_PROBLEM_.
Lines containing the word "zraka" are to be counted; state their number and nothing further.

----- MATERIAL PROVIDED -----

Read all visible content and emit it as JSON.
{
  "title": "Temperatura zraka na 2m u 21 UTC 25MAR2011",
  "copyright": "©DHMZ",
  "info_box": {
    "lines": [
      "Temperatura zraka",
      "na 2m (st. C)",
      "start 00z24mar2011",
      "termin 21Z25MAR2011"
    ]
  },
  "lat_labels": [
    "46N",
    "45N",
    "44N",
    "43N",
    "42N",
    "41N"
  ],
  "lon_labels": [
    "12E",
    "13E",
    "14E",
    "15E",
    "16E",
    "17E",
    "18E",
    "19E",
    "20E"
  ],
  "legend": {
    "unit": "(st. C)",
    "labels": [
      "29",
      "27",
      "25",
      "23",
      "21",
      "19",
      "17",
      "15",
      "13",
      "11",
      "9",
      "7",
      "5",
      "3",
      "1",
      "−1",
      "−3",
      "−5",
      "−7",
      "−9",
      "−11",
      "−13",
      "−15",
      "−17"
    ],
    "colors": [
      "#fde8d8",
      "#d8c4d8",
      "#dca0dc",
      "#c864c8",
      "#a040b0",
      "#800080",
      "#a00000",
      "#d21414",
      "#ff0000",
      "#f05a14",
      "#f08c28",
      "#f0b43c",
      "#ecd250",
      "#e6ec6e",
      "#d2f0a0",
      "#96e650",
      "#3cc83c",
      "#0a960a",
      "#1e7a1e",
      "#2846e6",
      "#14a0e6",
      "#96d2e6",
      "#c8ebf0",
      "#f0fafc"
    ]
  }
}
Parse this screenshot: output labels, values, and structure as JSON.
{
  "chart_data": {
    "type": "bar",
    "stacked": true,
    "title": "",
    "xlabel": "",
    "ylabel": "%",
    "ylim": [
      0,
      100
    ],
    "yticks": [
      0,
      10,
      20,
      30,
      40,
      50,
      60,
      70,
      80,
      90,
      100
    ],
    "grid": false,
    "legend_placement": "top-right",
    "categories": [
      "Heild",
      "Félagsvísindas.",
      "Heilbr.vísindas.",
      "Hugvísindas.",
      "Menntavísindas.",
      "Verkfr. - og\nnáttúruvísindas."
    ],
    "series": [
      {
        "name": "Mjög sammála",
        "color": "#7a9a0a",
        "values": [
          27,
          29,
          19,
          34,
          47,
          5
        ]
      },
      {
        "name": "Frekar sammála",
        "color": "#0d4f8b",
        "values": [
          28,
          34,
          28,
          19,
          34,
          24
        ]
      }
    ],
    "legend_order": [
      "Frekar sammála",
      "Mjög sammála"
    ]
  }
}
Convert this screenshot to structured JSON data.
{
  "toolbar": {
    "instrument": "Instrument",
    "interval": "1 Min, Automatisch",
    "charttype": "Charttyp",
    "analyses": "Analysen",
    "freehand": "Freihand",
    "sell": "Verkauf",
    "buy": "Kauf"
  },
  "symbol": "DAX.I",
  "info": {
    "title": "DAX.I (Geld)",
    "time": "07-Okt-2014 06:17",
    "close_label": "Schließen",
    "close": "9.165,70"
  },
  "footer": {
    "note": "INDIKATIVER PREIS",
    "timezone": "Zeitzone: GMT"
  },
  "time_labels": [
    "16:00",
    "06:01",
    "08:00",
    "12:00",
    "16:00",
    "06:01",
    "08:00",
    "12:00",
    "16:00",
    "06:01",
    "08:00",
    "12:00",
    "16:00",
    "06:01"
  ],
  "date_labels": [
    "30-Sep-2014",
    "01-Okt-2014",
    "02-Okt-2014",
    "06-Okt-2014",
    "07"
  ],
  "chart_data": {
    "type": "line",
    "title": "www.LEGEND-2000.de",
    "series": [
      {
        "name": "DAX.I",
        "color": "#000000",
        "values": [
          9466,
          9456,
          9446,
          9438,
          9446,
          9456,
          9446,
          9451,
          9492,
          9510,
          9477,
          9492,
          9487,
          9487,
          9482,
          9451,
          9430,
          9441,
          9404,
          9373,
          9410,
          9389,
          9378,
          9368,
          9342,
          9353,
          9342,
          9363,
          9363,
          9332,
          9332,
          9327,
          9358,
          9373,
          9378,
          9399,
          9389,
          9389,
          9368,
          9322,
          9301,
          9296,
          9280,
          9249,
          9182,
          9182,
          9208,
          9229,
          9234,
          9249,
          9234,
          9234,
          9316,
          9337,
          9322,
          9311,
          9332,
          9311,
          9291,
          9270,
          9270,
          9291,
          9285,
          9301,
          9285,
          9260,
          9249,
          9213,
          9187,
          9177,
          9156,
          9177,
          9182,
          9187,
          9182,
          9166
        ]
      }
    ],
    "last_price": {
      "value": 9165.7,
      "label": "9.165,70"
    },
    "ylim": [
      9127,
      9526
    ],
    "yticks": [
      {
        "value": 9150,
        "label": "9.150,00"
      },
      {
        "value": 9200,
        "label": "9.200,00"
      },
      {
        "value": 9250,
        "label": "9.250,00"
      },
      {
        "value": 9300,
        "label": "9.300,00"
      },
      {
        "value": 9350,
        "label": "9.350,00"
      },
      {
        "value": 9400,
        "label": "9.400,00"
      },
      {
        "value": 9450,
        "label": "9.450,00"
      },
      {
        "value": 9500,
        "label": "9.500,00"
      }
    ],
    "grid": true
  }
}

-----

_RESPONSE TO THE EXERCISE_.
2